* **Short task**: Check every line below for the string "away", and copy the lines that contain it.

* **Data for this exercise**:
## begin
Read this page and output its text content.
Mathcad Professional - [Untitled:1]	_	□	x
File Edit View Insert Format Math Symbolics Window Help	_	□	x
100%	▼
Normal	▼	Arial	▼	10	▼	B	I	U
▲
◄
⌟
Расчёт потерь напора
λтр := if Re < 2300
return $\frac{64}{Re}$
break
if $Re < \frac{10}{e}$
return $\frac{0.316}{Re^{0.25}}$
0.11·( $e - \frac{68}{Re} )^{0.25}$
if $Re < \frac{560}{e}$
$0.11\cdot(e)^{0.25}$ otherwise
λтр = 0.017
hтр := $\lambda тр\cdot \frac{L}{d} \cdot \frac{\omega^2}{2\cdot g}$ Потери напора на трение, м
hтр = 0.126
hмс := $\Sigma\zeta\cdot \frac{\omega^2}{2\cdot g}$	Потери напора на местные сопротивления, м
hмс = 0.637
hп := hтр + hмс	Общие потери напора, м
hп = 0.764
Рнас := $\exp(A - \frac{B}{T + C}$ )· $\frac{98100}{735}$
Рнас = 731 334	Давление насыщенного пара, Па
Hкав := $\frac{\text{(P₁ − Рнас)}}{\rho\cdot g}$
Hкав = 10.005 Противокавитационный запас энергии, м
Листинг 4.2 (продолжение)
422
## end
## begin
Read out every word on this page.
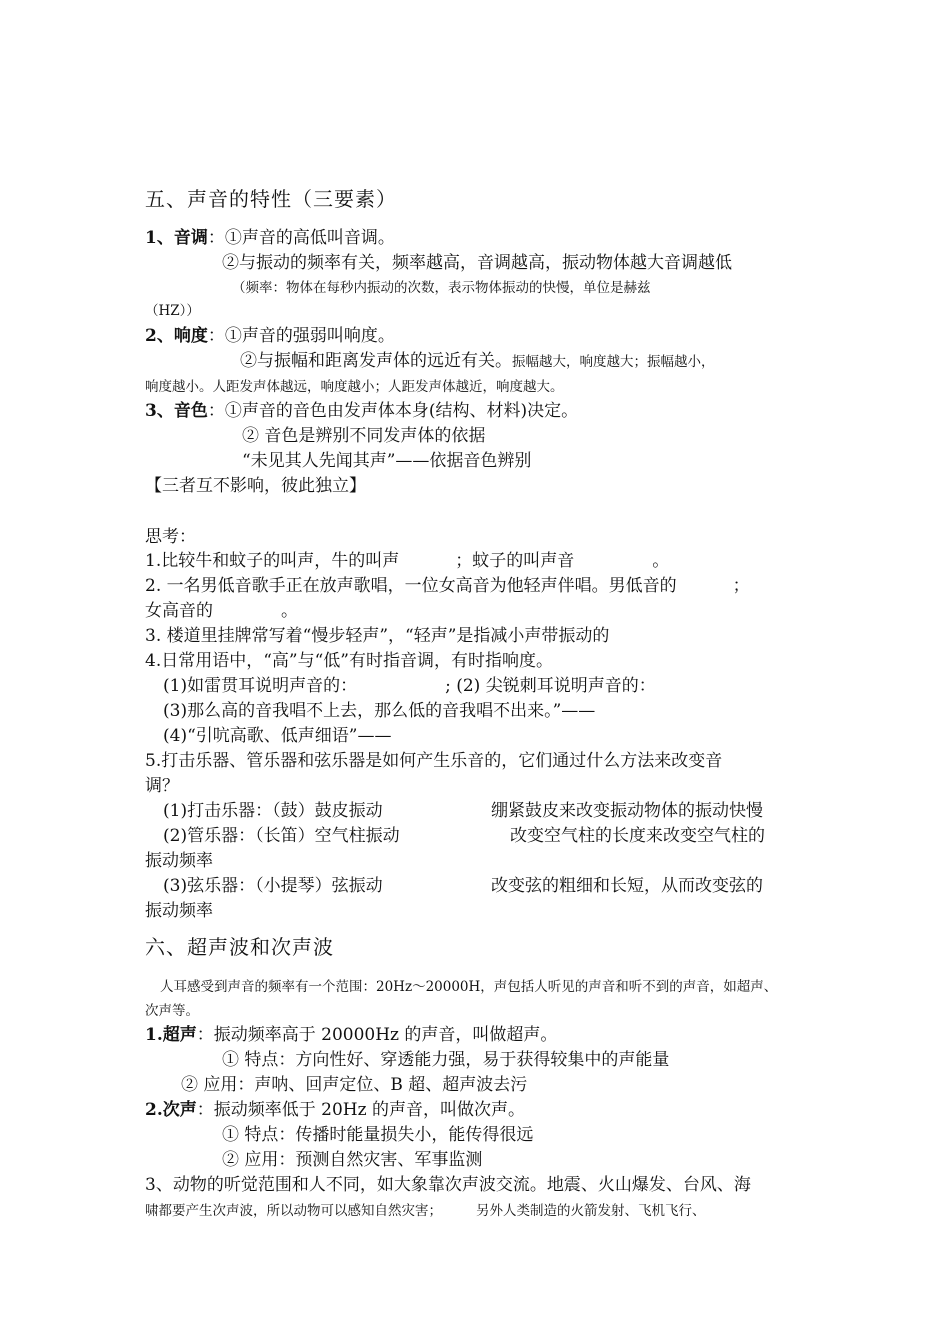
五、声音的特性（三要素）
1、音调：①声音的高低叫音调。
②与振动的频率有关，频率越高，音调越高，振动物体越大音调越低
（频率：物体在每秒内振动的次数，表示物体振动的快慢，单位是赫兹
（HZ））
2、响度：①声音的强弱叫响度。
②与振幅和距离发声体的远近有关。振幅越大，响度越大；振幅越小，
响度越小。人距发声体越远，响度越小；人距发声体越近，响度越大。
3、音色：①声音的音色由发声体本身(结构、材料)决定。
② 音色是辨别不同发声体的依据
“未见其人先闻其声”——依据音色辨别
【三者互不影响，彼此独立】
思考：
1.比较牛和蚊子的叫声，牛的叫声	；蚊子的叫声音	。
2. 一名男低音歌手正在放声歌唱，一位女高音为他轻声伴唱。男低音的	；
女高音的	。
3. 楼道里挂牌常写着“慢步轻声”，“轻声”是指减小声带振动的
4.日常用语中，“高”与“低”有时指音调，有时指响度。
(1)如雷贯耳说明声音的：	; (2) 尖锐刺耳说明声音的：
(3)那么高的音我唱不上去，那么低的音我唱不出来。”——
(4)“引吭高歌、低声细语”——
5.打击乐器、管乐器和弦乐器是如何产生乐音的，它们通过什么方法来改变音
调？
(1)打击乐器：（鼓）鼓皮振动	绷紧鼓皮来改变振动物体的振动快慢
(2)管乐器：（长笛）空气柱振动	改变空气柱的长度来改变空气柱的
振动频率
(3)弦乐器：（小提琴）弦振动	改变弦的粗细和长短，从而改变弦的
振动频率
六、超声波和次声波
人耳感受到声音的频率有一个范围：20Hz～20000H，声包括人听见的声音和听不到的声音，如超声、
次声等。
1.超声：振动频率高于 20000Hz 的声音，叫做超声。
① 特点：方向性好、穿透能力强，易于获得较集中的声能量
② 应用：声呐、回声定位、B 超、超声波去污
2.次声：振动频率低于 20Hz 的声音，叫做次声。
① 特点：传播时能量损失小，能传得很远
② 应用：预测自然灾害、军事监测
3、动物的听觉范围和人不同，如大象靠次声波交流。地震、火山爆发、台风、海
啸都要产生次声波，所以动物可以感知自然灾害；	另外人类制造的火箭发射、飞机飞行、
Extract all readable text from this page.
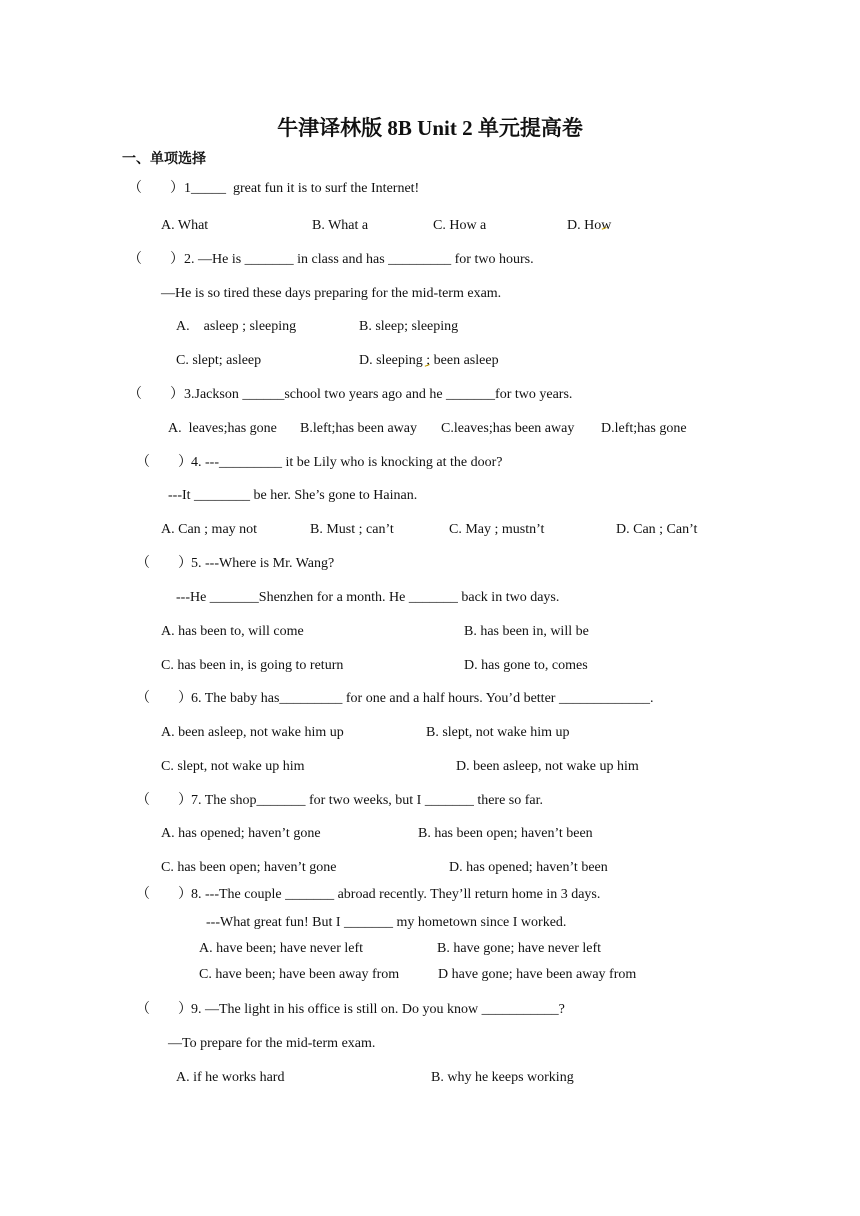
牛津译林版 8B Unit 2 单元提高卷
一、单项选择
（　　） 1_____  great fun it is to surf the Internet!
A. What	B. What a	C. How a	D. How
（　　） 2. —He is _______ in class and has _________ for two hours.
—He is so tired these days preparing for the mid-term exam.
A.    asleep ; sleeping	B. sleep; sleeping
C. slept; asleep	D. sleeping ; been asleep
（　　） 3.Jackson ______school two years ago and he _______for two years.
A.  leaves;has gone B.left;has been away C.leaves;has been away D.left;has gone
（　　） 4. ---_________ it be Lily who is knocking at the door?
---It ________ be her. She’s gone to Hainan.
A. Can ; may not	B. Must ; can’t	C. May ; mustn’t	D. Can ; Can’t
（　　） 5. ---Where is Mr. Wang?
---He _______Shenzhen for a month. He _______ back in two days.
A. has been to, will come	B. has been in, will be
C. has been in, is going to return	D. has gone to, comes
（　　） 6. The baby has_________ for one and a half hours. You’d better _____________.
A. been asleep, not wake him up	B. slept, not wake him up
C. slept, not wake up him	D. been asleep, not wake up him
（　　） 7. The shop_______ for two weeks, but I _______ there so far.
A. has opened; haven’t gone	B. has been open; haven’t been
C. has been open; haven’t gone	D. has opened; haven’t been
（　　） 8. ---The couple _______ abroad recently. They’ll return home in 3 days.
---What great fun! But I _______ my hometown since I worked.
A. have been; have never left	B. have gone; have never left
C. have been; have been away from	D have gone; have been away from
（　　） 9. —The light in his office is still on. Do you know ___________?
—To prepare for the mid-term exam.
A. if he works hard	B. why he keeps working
## end
* **Solution for this task**:
A.  leaves;has gone B.left;has been away C.leaves;has been away D.left;has gone
C. have been; have been away from	D have gone; have been away from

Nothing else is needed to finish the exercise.